**Stated goal:** List each line of the data in which the string "研究方向为思想政治教育" appears.

········

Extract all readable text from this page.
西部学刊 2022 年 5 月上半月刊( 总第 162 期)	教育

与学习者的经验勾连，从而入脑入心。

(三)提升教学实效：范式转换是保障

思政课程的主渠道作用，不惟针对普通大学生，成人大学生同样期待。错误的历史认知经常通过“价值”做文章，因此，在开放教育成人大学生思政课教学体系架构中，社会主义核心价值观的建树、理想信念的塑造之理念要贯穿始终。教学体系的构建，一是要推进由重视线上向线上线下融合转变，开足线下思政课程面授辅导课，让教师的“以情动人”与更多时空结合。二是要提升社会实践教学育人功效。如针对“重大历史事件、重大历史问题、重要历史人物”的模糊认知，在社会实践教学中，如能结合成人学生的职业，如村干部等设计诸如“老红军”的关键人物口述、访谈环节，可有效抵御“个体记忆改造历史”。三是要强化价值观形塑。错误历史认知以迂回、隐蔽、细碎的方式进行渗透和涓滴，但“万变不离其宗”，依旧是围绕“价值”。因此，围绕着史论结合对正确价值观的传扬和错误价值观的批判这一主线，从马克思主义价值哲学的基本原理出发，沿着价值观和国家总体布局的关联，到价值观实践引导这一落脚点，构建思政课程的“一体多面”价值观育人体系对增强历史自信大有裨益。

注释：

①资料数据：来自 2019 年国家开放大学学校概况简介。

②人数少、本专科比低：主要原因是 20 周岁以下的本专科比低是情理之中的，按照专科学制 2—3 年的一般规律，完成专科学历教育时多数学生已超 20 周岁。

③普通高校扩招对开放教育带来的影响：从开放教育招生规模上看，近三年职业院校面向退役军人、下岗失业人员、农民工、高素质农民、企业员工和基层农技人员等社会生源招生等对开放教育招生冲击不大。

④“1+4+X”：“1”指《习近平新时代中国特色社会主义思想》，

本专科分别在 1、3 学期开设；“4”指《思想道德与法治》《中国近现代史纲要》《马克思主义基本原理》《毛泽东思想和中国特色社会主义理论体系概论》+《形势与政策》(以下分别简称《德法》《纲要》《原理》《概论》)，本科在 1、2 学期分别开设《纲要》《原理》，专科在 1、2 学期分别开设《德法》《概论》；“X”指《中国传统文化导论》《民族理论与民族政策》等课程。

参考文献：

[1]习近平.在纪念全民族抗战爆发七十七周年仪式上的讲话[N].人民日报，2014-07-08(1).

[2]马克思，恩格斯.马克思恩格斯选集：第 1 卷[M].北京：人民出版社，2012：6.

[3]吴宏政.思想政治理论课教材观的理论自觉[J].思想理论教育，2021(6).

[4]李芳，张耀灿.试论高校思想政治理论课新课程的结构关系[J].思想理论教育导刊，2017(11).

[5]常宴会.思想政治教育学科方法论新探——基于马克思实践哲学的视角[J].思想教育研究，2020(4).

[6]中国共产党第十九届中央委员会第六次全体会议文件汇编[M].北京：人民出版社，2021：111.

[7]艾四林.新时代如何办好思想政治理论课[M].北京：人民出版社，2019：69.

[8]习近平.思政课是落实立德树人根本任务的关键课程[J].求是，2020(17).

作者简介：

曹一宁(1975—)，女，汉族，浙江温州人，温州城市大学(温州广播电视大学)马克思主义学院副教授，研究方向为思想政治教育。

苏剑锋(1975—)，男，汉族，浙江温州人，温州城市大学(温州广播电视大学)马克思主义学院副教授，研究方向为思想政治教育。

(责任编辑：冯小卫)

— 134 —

········

**Correct answer:**
曹一宁(1975—)，女，汉族，浙江温州人，温州城市大学(温州广播电视大学)马克思主义学院副教授，研究方向为思想政治教育。
苏剑锋(1975—)，男，汉族，浙江温州人，温州城市大学(温州广播电视大学)马克思主义学院副教授，研究方向为思想政治教育。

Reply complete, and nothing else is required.